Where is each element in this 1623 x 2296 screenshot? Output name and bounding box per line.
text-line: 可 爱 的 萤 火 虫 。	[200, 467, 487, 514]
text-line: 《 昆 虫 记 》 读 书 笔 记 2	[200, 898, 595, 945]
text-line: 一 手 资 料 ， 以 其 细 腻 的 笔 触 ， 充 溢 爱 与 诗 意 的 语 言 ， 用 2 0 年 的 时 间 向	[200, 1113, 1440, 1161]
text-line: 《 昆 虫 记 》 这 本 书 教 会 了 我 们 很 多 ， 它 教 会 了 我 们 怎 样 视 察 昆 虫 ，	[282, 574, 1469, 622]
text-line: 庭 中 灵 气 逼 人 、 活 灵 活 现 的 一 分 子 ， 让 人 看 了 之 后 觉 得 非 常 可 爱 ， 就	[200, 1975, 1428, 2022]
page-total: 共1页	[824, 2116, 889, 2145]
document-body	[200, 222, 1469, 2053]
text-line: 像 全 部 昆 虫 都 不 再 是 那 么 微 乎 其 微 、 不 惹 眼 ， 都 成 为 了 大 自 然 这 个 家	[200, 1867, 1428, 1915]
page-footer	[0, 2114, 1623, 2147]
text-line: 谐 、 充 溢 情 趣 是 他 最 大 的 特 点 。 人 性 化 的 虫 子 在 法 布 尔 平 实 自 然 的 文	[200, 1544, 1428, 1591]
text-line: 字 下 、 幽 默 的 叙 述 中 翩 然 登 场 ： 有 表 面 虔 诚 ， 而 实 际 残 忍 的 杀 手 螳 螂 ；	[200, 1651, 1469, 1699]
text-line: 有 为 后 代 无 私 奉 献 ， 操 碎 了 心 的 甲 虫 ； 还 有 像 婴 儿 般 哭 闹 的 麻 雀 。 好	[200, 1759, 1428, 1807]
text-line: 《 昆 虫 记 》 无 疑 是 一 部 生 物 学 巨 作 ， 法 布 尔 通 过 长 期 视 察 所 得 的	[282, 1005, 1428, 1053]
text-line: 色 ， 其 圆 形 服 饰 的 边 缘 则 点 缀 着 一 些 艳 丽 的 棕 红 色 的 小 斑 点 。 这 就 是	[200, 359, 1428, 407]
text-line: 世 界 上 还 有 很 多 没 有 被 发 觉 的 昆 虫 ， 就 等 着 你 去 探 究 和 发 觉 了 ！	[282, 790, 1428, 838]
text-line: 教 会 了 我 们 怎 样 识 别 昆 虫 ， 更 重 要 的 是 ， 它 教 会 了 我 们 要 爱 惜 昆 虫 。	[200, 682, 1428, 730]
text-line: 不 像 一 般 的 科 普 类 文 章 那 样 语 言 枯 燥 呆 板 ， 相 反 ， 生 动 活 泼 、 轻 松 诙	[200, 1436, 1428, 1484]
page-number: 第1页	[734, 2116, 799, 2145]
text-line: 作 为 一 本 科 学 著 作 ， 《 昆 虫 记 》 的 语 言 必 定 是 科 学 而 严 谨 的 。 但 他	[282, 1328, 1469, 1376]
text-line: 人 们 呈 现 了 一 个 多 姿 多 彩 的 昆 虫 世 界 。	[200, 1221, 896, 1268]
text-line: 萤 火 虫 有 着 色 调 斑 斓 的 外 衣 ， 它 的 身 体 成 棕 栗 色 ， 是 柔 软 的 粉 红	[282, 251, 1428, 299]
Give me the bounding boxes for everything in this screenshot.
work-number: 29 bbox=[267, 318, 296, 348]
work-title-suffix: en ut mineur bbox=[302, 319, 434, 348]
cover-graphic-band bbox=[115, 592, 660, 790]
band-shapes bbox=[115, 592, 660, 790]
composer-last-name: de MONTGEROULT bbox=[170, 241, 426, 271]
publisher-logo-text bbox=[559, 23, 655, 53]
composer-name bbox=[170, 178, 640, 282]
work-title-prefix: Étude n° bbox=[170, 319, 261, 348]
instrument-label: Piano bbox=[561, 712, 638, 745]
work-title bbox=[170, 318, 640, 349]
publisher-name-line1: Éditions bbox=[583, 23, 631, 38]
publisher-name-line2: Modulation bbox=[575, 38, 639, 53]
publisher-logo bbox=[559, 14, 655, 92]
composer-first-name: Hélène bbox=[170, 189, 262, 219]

Task instructions ▸
Copy out all of the lines above, reproducing each one without alteration.

Exercise result ▸
Where is each element in this 1623 x 2296 screenshot? Output name and bounding box per line.
text-line: 可 爱 的 萤 火 虫 。	[200, 467, 487, 514]
text-line: 《 昆 虫 记 》 读 书 笔 记 2	[200, 898, 595, 945]
text-line: 一 手 资 料 ， 以 其 细 腻 的 笔 触 ， 充 溢 爱 与 诗 意 的 语 言 ， 用 2 0 年 的 时 间 向	[200, 1113, 1440, 1161]
text-line: 《 昆 虫 记 》 这 本 书 教 会 了 我 们 很 多 ， 它 教 会 了 我 们 怎 样 视 察 昆 虫 ，	[282, 574, 1469, 622]
text-line: 庭 中 灵 气 逼 人 、 活 灵 活 现 的 一 分 子 ， 让 人 看 了 之 后 觉 得 非 常 可 爱 ， 就	[200, 1975, 1428, 2022]
page-total: 共1页	[824, 2116, 889, 2145]
document-body	[200, 222, 1469, 2053]
text-line: 像 全 部 昆 虫 都 不 再 是 那 么 微 乎 其 微 、 不 惹 眼 ， 都 成 为 了 大 自 然 这 个 家	[200, 1867, 1428, 1915]
page-footer	[0, 2114, 1623, 2147]
text-line: 谐 、 充 溢 情 趣 是 他 最 大 的 特 点 。 人 性 化 的 虫 子 在 法 布 尔 平 实 自 然 的 文	[200, 1544, 1428, 1591]
text-line: 字 下 、 幽 默 的 叙 述 中 翩 然 登 场 ： 有 表 面 虔 诚 ， 而 实 际 残 忍 的 杀 手 螳 螂 ；	[200, 1651, 1469, 1699]
text-line: 有 为 后 代 无 私 奉 献 ， 操 碎 了 心 的 甲 虫 ； 还 有 像 婴 儿 般 哭 闹 的 麻 雀 。 好	[200, 1759, 1428, 1807]
text-line: 《 昆 虫 记 》 无 疑 是 一 部 生 物 学 巨 作 ， 法 布 尔 通 过 长 期 视 察 所 得 的	[282, 1005, 1428, 1053]
text-line: 色 ， 其 圆 形 服 饰 的 边 缘 则 点 缀 着 一 些 艳 丽 的 棕 红 色 的 小 斑 点 。 这 就 是	[200, 359, 1428, 407]
text-line: 世 界 上 还 有 很 多 没 有 被 发 觉 的 昆 虫 ， 就 等 着 你 去 探 究 和 发 觉 了 ！	[282, 790, 1428, 838]
text-line: 教 会 了 我 们 怎 样 识 别 昆 虫 ， 更 重 要 的 是 ， 它 教 会 了 我 们 要 爱 惜 昆 虫 。	[200, 682, 1428, 730]
text-line: 不 像 一 般 的 科 普 类 文 章 那 样 语 言 枯 燥 呆 板 ， 相 反 ， 生 动 活 泼 、 轻 松 诙	[200, 1436, 1428, 1484]
page-number: 第1页	[734, 2116, 799, 2145]
text-line: 作 为 一 本 科 学 著 作 ， 《 昆 虫 记 》 的 语 言 必 定 是 科 学 而 严 谨 的 。 但 他	[282, 1328, 1469, 1376]
text-line: 人 们 呈 现 了 一 个 多 姿 多 彩 的 昆 虫 世 界 。	[200, 1221, 896, 1268]
text-line: 萤 火 虫 有 着 色 调 斑 斓 的 外 衣 ， 它 的 身 体 成 棕 栗 色 ， 是 柔 软 的 粉 红	[282, 251, 1428, 299]
Give me the bounding boxes for everything in this screenshot.
work-number: 29 bbox=[267, 318, 296, 348]
work-title-suffix: en ut mineur bbox=[302, 319, 434, 348]
cover-graphic-band bbox=[115, 592, 660, 790]
band-shapes bbox=[115, 592, 660, 790]
composer-last-name: de MONTGEROULT bbox=[170, 241, 426, 271]
publisher-logo-text bbox=[559, 23, 655, 53]
composer-name bbox=[170, 178, 640, 282]
work-title-prefix: Étude n° bbox=[170, 319, 261, 348]
instrument-label: Piano bbox=[561, 712, 638, 745]
work-title bbox=[170, 318, 640, 349]
publisher-name-line1: Éditions bbox=[583, 23, 631, 38]
publisher-name-line2: Modulation bbox=[575, 38, 639, 53]
publisher-logo bbox=[559, 14, 655, 92]
composer-first-name: Hélène bbox=[170, 189, 262, 219]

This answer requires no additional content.